WHAT THE EXERCISE ASKS: Say how many lines contain the string "JSON". Give no other output.

MATERIAL FOR THIS EXERCISE:
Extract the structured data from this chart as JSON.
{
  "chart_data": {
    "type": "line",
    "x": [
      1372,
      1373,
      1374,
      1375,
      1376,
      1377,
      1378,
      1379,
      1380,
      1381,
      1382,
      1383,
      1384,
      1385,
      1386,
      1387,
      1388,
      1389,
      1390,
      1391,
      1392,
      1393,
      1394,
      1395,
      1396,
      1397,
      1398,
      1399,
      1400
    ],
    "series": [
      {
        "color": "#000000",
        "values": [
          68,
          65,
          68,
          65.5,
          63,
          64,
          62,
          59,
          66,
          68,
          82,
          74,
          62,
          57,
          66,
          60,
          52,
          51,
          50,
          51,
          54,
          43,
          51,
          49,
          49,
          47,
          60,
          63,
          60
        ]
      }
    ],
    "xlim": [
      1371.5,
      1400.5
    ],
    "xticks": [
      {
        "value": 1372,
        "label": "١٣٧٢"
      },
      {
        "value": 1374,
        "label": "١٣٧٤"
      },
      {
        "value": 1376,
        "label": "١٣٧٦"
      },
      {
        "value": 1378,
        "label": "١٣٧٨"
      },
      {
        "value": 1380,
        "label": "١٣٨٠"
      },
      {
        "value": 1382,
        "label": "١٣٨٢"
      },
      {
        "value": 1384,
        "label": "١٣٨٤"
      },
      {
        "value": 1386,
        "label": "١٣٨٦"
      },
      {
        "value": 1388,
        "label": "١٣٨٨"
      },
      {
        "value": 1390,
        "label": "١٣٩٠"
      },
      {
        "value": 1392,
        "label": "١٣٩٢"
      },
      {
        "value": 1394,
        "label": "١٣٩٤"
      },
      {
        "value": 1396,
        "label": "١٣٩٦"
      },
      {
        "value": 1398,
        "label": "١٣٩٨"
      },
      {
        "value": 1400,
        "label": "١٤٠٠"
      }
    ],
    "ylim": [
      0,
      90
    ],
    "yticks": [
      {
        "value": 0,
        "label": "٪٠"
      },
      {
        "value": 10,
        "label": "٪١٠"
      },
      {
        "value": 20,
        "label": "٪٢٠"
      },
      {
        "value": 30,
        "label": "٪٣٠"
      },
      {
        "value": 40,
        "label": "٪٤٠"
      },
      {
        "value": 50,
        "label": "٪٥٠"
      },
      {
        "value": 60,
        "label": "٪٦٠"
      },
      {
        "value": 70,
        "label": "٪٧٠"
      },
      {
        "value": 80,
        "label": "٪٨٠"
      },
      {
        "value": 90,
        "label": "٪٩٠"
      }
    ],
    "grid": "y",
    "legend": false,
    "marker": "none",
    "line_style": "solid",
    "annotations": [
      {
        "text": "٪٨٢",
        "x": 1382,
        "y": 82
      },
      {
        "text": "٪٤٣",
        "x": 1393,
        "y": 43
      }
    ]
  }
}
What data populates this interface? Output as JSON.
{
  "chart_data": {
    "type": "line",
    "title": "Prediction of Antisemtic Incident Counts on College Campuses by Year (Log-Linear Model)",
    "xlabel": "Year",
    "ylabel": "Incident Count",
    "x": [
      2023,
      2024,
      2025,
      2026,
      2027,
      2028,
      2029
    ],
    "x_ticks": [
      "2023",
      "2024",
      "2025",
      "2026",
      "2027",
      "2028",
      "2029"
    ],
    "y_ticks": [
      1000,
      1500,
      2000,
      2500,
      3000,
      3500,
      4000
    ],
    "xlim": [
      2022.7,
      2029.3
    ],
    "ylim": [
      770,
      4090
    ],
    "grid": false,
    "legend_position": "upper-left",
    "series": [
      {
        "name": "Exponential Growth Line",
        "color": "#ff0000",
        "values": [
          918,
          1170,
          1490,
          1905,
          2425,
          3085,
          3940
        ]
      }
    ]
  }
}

ANSWER TO THE EXERCISE: 2